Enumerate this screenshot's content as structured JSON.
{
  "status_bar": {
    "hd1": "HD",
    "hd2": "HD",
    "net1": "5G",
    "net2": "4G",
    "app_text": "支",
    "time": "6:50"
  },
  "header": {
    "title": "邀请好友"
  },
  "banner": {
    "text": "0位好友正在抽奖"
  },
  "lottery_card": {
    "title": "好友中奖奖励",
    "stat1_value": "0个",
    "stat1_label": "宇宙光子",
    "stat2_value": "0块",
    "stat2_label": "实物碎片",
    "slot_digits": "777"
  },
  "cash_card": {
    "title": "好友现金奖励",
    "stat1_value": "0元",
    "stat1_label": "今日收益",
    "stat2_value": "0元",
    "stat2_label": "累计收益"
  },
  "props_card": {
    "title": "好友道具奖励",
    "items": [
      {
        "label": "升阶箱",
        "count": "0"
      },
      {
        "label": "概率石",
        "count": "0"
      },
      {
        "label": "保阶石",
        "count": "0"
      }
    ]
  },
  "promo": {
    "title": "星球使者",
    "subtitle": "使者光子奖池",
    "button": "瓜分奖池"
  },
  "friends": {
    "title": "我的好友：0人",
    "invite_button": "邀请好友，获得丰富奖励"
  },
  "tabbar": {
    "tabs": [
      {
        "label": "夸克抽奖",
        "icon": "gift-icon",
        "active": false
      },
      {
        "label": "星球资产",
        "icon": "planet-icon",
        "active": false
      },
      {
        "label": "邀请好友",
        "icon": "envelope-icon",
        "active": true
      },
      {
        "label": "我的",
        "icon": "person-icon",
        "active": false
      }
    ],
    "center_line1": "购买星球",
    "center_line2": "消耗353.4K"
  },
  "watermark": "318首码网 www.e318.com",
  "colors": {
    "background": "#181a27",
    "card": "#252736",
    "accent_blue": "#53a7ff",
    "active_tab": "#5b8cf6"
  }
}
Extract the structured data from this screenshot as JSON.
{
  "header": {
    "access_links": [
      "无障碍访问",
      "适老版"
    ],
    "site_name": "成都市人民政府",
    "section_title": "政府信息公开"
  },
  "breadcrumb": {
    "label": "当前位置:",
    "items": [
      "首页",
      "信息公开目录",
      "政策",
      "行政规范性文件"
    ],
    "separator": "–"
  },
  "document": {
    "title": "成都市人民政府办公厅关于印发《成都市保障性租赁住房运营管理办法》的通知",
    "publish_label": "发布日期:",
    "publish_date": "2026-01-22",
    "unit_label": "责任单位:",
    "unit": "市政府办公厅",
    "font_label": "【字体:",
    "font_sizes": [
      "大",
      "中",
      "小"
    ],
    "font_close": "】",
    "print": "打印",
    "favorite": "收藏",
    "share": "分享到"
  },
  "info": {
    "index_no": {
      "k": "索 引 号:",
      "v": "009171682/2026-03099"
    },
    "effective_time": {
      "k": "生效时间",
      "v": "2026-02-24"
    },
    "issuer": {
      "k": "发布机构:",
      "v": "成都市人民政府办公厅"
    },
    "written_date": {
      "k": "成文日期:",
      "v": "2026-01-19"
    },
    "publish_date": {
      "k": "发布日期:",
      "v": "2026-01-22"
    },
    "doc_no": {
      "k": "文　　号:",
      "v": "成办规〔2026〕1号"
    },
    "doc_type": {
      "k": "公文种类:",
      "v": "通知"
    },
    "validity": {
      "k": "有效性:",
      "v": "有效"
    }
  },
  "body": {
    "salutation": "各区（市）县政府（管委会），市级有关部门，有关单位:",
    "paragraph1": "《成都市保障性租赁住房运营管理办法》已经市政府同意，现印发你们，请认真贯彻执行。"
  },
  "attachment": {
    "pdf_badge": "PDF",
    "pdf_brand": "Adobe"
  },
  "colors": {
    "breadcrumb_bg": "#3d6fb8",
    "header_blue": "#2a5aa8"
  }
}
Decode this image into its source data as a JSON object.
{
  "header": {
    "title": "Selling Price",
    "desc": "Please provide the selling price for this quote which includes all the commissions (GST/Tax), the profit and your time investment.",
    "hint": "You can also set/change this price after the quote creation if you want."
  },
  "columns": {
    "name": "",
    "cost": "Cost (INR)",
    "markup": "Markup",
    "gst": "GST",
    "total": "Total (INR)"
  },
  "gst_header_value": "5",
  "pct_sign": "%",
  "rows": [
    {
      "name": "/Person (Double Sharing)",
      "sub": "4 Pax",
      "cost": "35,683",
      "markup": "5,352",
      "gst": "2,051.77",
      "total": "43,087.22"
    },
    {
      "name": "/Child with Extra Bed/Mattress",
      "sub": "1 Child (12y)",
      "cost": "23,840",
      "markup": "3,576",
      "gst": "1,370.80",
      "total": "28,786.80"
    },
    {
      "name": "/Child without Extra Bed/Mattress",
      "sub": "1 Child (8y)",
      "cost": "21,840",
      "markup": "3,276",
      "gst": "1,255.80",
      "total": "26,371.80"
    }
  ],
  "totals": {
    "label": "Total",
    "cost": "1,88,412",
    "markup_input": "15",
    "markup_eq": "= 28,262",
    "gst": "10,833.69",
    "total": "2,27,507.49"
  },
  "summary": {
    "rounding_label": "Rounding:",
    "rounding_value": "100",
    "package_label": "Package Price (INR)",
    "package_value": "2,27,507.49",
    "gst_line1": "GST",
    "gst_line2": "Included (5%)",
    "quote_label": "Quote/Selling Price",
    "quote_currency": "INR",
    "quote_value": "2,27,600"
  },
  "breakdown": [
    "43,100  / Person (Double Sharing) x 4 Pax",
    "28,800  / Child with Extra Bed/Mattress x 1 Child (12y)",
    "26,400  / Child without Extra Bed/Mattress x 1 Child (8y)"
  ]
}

------

■ **Your goal**: Exact copies of all the records are required.

■ **Result of the exercise**:
Enumerate this screenshot's content as structured JSON.
{
  "status_bar": {
    "hd1": "HD",
    "hd2": "HD",
    "net1": "5G",
    "net2": "4G",
    "app_text": "支",
    "time": "6:50"
  },
  "header": {
    "title": "邀请好友"
  },
  "banner": {
    "text": "0位好友正在抽奖"
  },
  "lottery_card": {
    "title": "好友中奖奖励",
    "stat1_value": "0个",
    "stat1_label": "宇宙光子",
    "stat2_value": "0块",
    "stat2_label": "实物碎片",
    "slot_digits": "777"
  },
  "cash_card": {
    "title": "好友现金奖励",
    "stat1_value": "0元",
    "stat1_label": "今日收益",
    "stat2_value": "0元",
    "stat2_label": "累计收益"
  },
  "props_card": {
    "title": "好友道具奖励",
    "items": [
      {
        "label": "升阶箱",
        "count": "0"
      },
      {
        "label": "概率石",
        "count": "0"
      },
      {
        "label": "保阶石",
        "count": "0"
      }
    ]
  },
  "promo": {
    "title": "星球使者",
    "subtitle": "使者光子奖池",
    "button": "瓜分奖池"
  },
  "friends": {
    "title": "我的好友：0人",
    "invite_button": "邀请好友，获得丰富奖励"
  },
  "tabbar": {
    "tabs": [
      {
        "label": "夸克抽奖",
        "icon": "gift-icon",
        "active": false
      },
      {
        "label": "星球资产",
        "icon": "planet-icon",
        "active": false
      },
      {
        "label": "邀请好友",
        "icon": "envelope-icon",
        "active": true
      },
      {
        "label": "我的",
        "icon": "person-icon",
        "active": false
      }
    ],
    "center_line1": "购买星球",
    "center_line2": "消耗353.4K"
  },
  "watermark": "318首码网 www.e318.com",
  "colors": {
    "background": "#181a27",
    "card": "#252736",
    "accent_blue": "#53a7ff",
    "active_tab": "#5b8cf6"
  }
}
Extract the structured data from this screenshot as JSON.
{
  "header": {
    "access_links": [
      "无障碍访问",
      "适老版"
    ],
    "site_name": "成都市人民政府",
    "section_title": "政府信息公开"
  },
  "breadcrumb": {
    "label": "当前位置:",
    "items": [
      "首页",
      "信息公开目录",
      "政策",
      "行政规范性文件"
    ],
    "separator": "–"
  },
  "document": {
    "title": "成都市人民政府办公厅关于印发《成都市保障性租赁住房运营管理办法》的通知",
    "publish_label": "发布日期:",
    "publish_date": "2026-01-22",
    "unit_label": "责任单位:",
    "unit": "市政府办公厅",
    "font_label": "【字体:",
    "font_sizes": [
      "大",
      "中",
      "小"
    ],
    "font_close": "】",
    "print": "打印",
    "favorite": "收藏",
    "share": "分享到"
  },
  "info": {
    "index_no": {
      "k": "索 引 号:",
      "v": "009171682/2026-03099"
    },
    "effective_time": {
      "k": "生效时间",
      "v": "2026-02-24"
    },
    "issuer": {
      "k": "发布机构:",
      "v": "成都市人民政府办公厅"
    },
    "written_date": {
      "k": "成文日期:",
      "v": "2026-01-19"
    },
    "publish_date": {
      "k": "发布日期:",
      "v": "2026-01-22"
    },
    "doc_no": {
      "k": "文　　号:",
      "v": "成办规〔2026〕1号"
    },
    "doc_type": {
      "k": "公文种类:",
      "v": "通知"
    },
    "validity": {
      "k": "有效性:",
      "v": "有效"
    }
  },
  "body": {
    "salutation": "各区（市）县政府（管委会），市级有关部门，有关单位:",
    "paragraph1": "《成都市保障性租赁住房运营管理办法》已经市政府同意，现印发你们，请认真贯彻执行。"
  },
  "attachment": {
    "pdf_badge": "PDF",
    "pdf_brand": "Adobe"
  },
  "colors": {
    "breadcrumb_bg": "#3d6fb8",
    "header_blue": "#2a5aa8"
  }
}
Decode this image into its source data as a JSON object.
{
  "header": {
    "title": "Selling Price",
    "desc": "Please provide the selling price for this quote which includes all the commissions (GST/Tax), the profit and your time investment.",
    "hint": "You can also set/change this price after the quote creation if you want."
  },
  "columns": {
    "name": "",
    "cost": "Cost (INR)",
    "markup": "Markup",
    "gst": "GST",
    "total": "Total (INR)"
  },
  "gst_header_value": "5",
  "pct_sign": "%",
  "rows": [
    {
      "name": "/Person (Double Sharing)",
      "sub": "4 Pax",
      "cost": "35,683",
      "markup": "5,352",
      "gst": "2,051.77",
      "total": "43,087.22"
    },
    {
      "name": "/Child with Extra Bed/Mattress",
      "sub": "1 Child (12y)",
      "cost": "23,840",
      "markup": "3,576",
      "gst": "1,370.80",
      "total": "28,786.80"
    },
    {
      "name": "/Child without Extra Bed/Mattress",
      "sub": "1 Child (8y)",
      "cost": "21,840",
      "markup": "3,276",
      "gst": "1,255.80",
      "total": "26,371.80"
    }
  ],
  "totals": {
    "label": "Total",
    "cost": "1,88,412",
    "markup_input": "15",
    "markup_eq": "= 28,262",
    "gst": "10,833.69",
    "total": "2,27,507.49"
  },
  "summary": {
    "rounding_label": "Rounding:",
    "rounding_value": "100",
    "package_label": "Package Price (INR)",
    "package_value": "2,27,507.49",
    "gst_line1": "GST",
    "gst_line2": "Included (5%)",
    "quote_label": "Quote/Selling Price",
    "quote_currency": "INR",
    "quote_value": "2,27,600"
  },
  "breakdown": [
    "43,100  / Person (Double Sharing) x 4 Pax",
    "28,800  / Child with Extra Bed/Mattress x 1 Child (12y)",
    "26,400  / Child without Extra Bed/Mattress x 1 Child (8y)"
  ]
}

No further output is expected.